TEXT SHOWN
========

Note to self – When done writing, write about process

I’m writing a new novel.  This is the second one I’ve drafted since the tenth draft of Salvaged when I swore I’d never write ten drafts of anything again.  The one before this was last year’s NaNoWriMo which fell short of expectations.

In the mid-term, I’ve outlined film scripts and worked on comic scripts and finished a few short stories. I’ve also outlined this year’s NaNo project (or at least, I think I know what that will be).  Then, out of the blue, I got my rastrophiliopustrocity for this novel.

Process changes:

  • Salvaged process:
    • Pants 100K word novel. Figure out it’s trying to do too much and has no climax.
    • Cut plot in half, combine characters, pants new climax.
    • Restructure entire plot and try again from scratch
    • Change entire book from third person and two POVs to first person and one POV
    • Discover outlining. Use index cards. Rewrite 80% of novel
    • Print out 300 pages and red ink with a real pen. Rewrite.
    • Discover Scrivener. Import. Rewrite some more.
    • Swap location of 6 chapters and do a complete continuity edit
    • Still hate the beginning  and the ending and change both again
    • Final edit of the final version and now telling people who read it to not give me feedback please until a professional agent or editor does.

========

ENTRIES SHOWN
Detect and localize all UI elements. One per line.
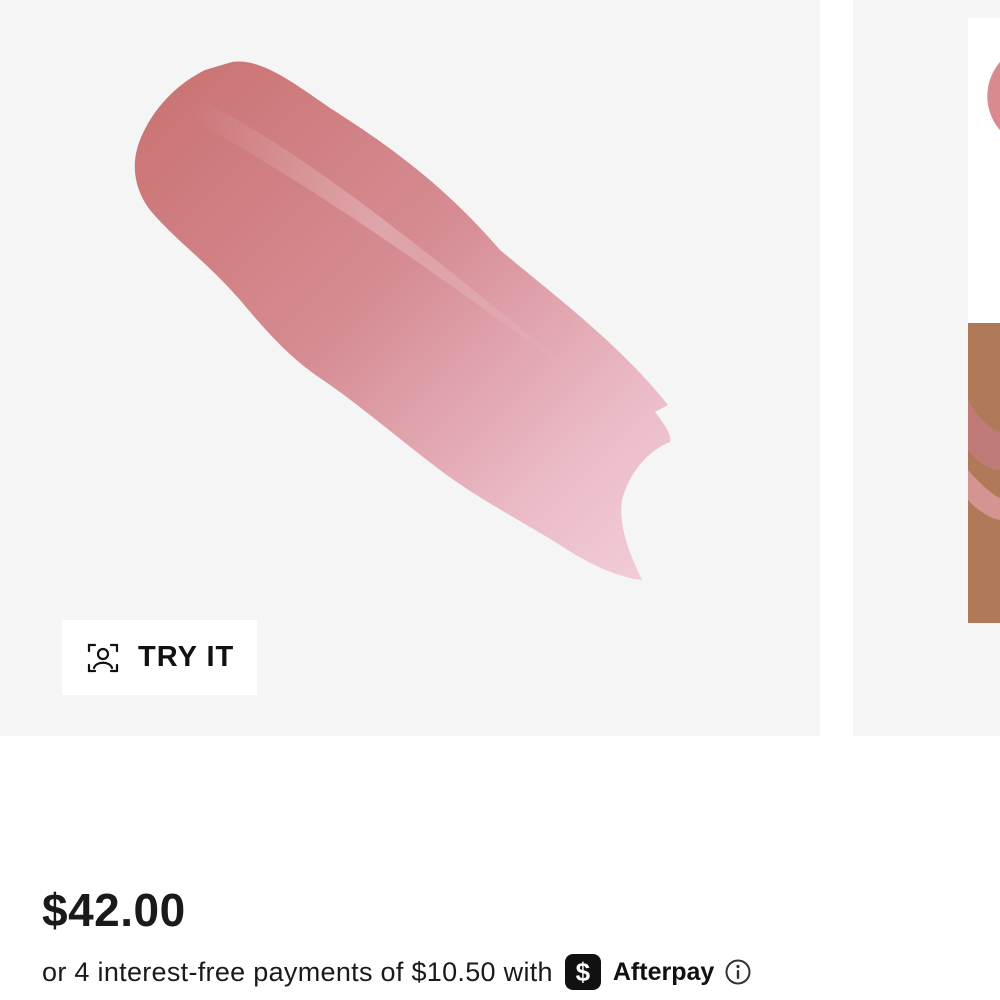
product-page: TRY IT $42.00 or 4 interest-free payment… [0, 0, 1000, 1000]
info-icon[interactable] [724, 958, 752, 986]
try-it-button[interactable]: TRY IT [62, 620, 257, 695]
product-image-secondary[interactable] [853, 0, 1000, 736]
try-it-label: TRY IT [138, 641, 235, 673]
afterpay-mark-icon: $ [564, 954, 601, 990]
product-price: $42.00 [42, 884, 186, 936]
afterpay-name: Afterpay [612, 957, 715, 986]
face-scan-icon [87, 643, 119, 672]
installment-info: or 4 interest-free payments of $10.50 wi… [42, 952, 752, 992]
afterpay-logo: $ Afterpay [564, 954, 715, 990]
installment-text: or 4 interest-free payments of $10.50 wi… [42, 956, 553, 987]
lips-model-image [968, 18, 1000, 623]
product-image-main[interactable]: TRY IT [0, 0, 820, 736]
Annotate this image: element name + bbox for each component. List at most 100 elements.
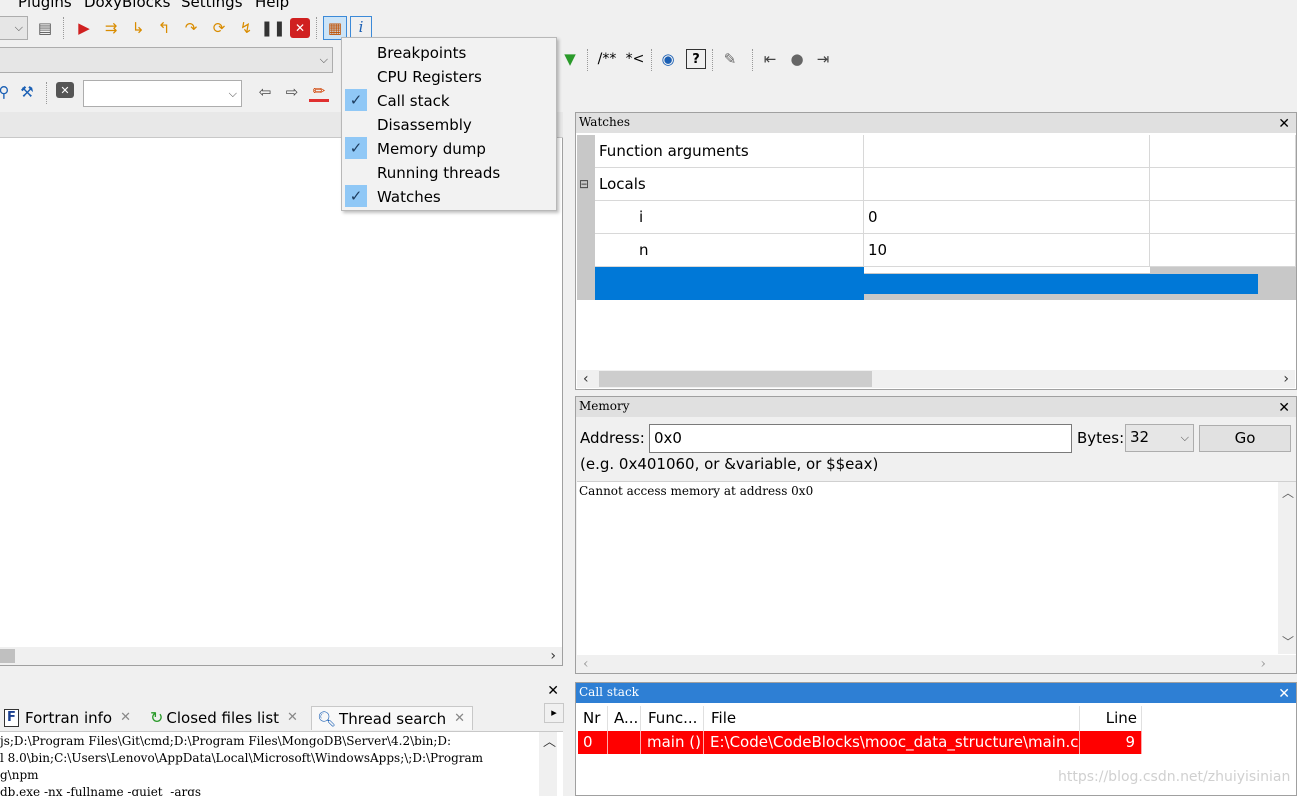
watch-value-cell[interactable]: 0 bbox=[864, 201, 1150, 234]
log-line: js;D:\Program Files\Git\cmd;D:\Program F… bbox=[0, 734, 452, 748]
watches-gutter bbox=[577, 135, 595, 300]
close-icon[interactable]: ✕ bbox=[1278, 684, 1290, 704]
close-icon[interactable]: ✕ bbox=[1278, 114, 1290, 134]
watch-name-cell[interactable]: Function arguments bbox=[595, 135, 864, 168]
debug-windows-menu: Breakpoints CPU Registers ✓ Call stack Di… bbox=[341, 37, 557, 211]
callstack-cell-nr[interactable]: 0 bbox=[578, 731, 608, 754]
watch-name-cell[interactable]: n bbox=[595, 234, 864, 267]
scroll-thumb[interactable] bbox=[0, 649, 15, 663]
build-target-combo[interactable]: ⌵ bbox=[0, 16, 28, 40]
tab-fortran-info[interactable]: F Fortran info ✕ bbox=[4, 706, 131, 730]
callstack-cell-line[interactable]: 9 bbox=[1080, 731, 1142, 754]
callstack-col-nr[interactable]: Nr bbox=[578, 706, 608, 731]
extract-icon[interactable]: ▼ bbox=[560, 49, 580, 69]
editor-hscrollbar[interactable]: › bbox=[0, 647, 562, 665]
callstack-col-line[interactable]: Line bbox=[1080, 706, 1142, 731]
stop-debug-icon[interactable]: ✕ bbox=[290, 18, 310, 38]
watch-extra-cell bbox=[1150, 168, 1296, 201]
watch-edit-field[interactable] bbox=[864, 274, 1258, 294]
menu-item-call-stack[interactable]: ✓ Call stack bbox=[342, 88, 556, 112]
scope-combo[interactable]: ⌵ bbox=[0, 47, 333, 73]
checkmark-icon: ✓ bbox=[345, 185, 367, 207]
go-button[interactable]: Go bbox=[1199, 425, 1291, 452]
step-out-icon[interactable]: ↰ bbox=[154, 18, 174, 38]
next-icon[interactable]: ⇨ bbox=[282, 82, 302, 102]
tabs-scroll-button[interactable]: ▸ bbox=[544, 703, 564, 723]
next-line-icon[interactable]: ⇉ bbox=[101, 18, 121, 38]
watches-hscrollbar[interactable]: ‹ › bbox=[577, 370, 1295, 388]
replace-icon[interactable]: ⚒ bbox=[17, 82, 37, 102]
menu-item-running-threads[interactable]: Running threads bbox=[342, 160, 556, 184]
pause-icon[interactable]: ❚❚ bbox=[260, 18, 285, 38]
log-output[interactable]: js;D:\Program Files\Git\cmd;D:\Program F… bbox=[0, 731, 563, 796]
callstack-cell-address[interactable] bbox=[608, 731, 641, 754]
checkmark-icon: ✓ bbox=[345, 137, 367, 159]
chm-help-icon[interactable]: ? bbox=[686, 49, 706, 69]
record-icon[interactable]: ● bbox=[787, 49, 807, 69]
menu-help[interactable]: Help bbox=[255, 0, 289, 10]
close-tab-icon[interactable]: ✕ bbox=[454, 707, 465, 731]
menu-item-memory-dump[interactable]: ✓ Memory dump bbox=[342, 136, 556, 160]
debugger-toolbar: ⌵ ▤ ▶ ⇉ ↳ ↰ ↷ ⟳ ↯ ❚❚ ✕ ▦ i bbox=[0, 14, 380, 42]
address-input[interactable]: 0x0 bbox=[649, 424, 1072, 453]
menu-item-breakpoints[interactable]: Breakpoints bbox=[342, 40, 556, 64]
editor-pane[interactable]: › bbox=[0, 138, 563, 666]
callstack-cell-function[interactable]: main () bbox=[641, 731, 704, 754]
menu-item-disassembly[interactable]: Disassembly bbox=[342, 112, 556, 136]
menu-item-cpu-registers[interactable]: CPU Registers bbox=[342, 64, 556, 88]
memory-vscrollbar[interactable]: ︿ ﹀ bbox=[1278, 482, 1296, 654]
watch-name-cell[interactable]: Locals bbox=[595, 168, 864, 201]
search-combo[interactable]: ⌵ bbox=[83, 80, 242, 107]
previous-icon[interactable]: ⇦ bbox=[255, 82, 275, 102]
run-to-cursor-icon[interactable]: ↷ bbox=[181, 18, 201, 38]
close-icon[interactable]: ✕ bbox=[547, 681, 559, 701]
watch-extra-cell bbox=[1150, 201, 1296, 234]
callstack-col-address[interactable]: A... bbox=[608, 706, 641, 731]
watch-extra-cell bbox=[1150, 135, 1296, 168]
callstack-col-file[interactable]: File bbox=[704, 706, 1080, 731]
log-line: l 8.0\bin;C:\Users\Lenovo\AppData\Local\… bbox=[0, 751, 484, 765]
html-docs-icon[interactable]: ◉ bbox=[658, 49, 678, 69]
clear-icon[interactable]: ✕ bbox=[56, 82, 74, 98]
log-line: db.exe -nx -fullname -quiet -args bbox=[0, 785, 202, 796]
close-tab-icon[interactable]: ✕ bbox=[287, 706, 298, 730]
forward-icon[interactable]: ⇥ bbox=[813, 49, 833, 69]
menu-bar: Plugins DoxyBlocks Settings Help bbox=[0, 0, 1297, 10]
watch-value-cell[interactable]: 10 bbox=[864, 234, 1150, 267]
next-instruction-icon[interactable]: ⟳ bbox=[209, 18, 229, 38]
close-icon[interactable]: ✕ bbox=[1278, 398, 1290, 418]
log-vscrollbar[interactable]: ︿ bbox=[539, 732, 557, 796]
callstack-col-function[interactable]: Func... bbox=[641, 706, 704, 731]
bytes-label: Bytes: bbox=[1077, 429, 1125, 447]
tab-closed-files-list[interactable]: ↻ Closed files list ✕ bbox=[150, 706, 298, 730]
memory-output[interactable]: Cannot access memory at address 0x0 ︿ ﹀ … bbox=[577, 481, 1296, 673]
menu-doxyblocks[interactable]: DoxyBlocks bbox=[84, 0, 170, 10]
bytes-select[interactable]: 32 ⌵ bbox=[1125, 424, 1194, 452]
menu-settings[interactable]: Settings bbox=[181, 0, 243, 10]
menu-item-watches[interactable]: ✓ Watches bbox=[342, 184, 556, 208]
find-icon[interactable]: ⚲ bbox=[0, 82, 14, 102]
callstack-cell-file[interactable]: E:\Code\CodeBlocks\mooc_data_structure\m… bbox=[704, 731, 1080, 754]
doxy-line-comment-button[interactable]: *< bbox=[623, 49, 647, 69]
log-line: g\npm bbox=[0, 768, 39, 782]
info-icon[interactable]: i bbox=[350, 16, 372, 38]
step-into-instruction-icon[interactable]: ↯ bbox=[236, 18, 256, 38]
back-icon[interactable]: ⇤ bbox=[760, 49, 780, 69]
collapse-icon[interactable]: ⊟ bbox=[579, 177, 589, 191]
search-icon: 🔍︎ bbox=[317, 709, 337, 728]
close-tab-icon[interactable]: ✕ bbox=[120, 706, 131, 730]
watch-value-cell[interactable] bbox=[864, 135, 1150, 168]
memory-hscrollbar[interactable]: ‹ › bbox=[577, 655, 1296, 673]
watch-name-cell[interactable]: i bbox=[595, 201, 864, 234]
watch-new-row-selected[interactable] bbox=[595, 267, 1296, 300]
run-debug-icon[interactable]: ▶ bbox=[74, 18, 94, 38]
menu-plugins[interactable]: Plugins bbox=[18, 0, 72, 10]
scroll-thumb[interactable] bbox=[599, 371, 872, 387]
highlight-icon[interactable]: ✏ bbox=[309, 82, 329, 102]
step-into-icon[interactable]: ↳ bbox=[128, 18, 148, 38]
wrench-icon[interactable]: ✎ bbox=[720, 49, 740, 69]
watch-value-cell[interactable] bbox=[864, 168, 1150, 201]
settings-combo-icon[interactable]: ▤ bbox=[35, 18, 55, 38]
doxy-block-comment-button[interactable]: /** bbox=[595, 49, 619, 69]
tab-thread-search[interactable]: 🔍︎ Thread search ✕ bbox=[311, 706, 473, 730]
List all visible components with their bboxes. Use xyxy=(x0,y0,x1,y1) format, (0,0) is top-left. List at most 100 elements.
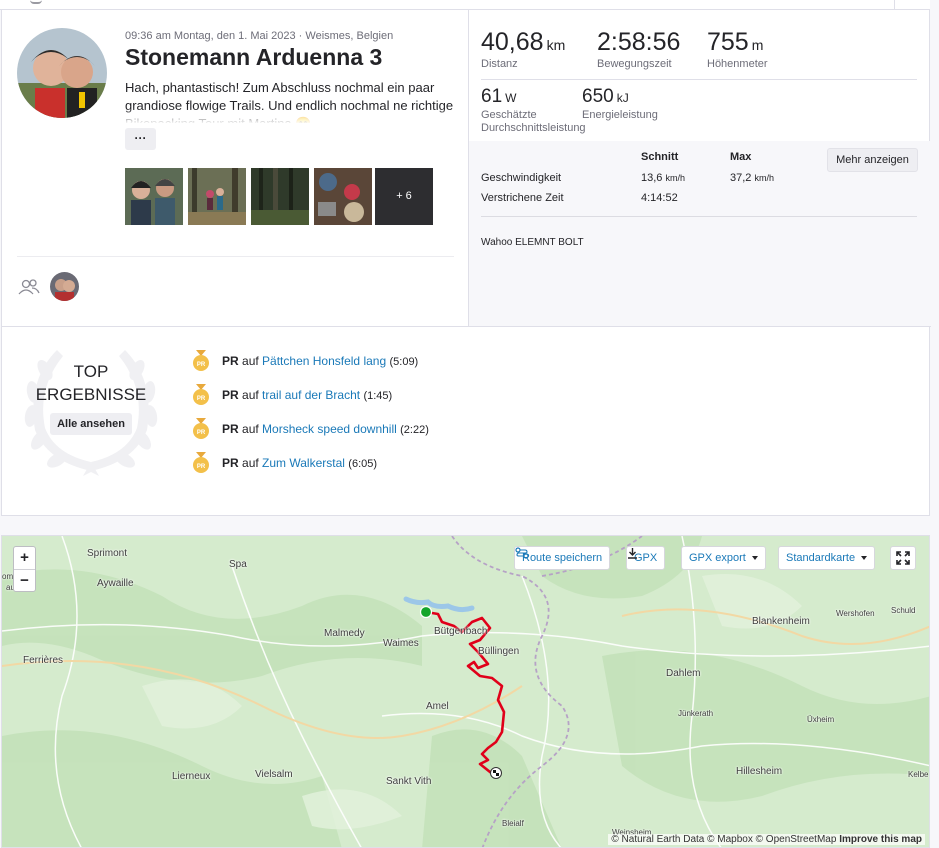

========

EXERCISE INSTRUCTIONS
(a) In the novel-writing post, what program was discovered and used to import the novel?
(b) Print the novel-writing post from "In the mid-term, I’ve" to "for this novel.".
Base your replies on the novel-writing post alone, not on the lines.

WRITTEN RESPONSES
(a) Scrivener.

(b)
In the mid-term, I’ve outlined film scripts and worked on comic scripts and finished a few short stories. I’ve also outlined this year’s NaNo project (or at least, I think I know what that will be).  Then, out of the blue, I got my rastrophiliopustrocity for this novel.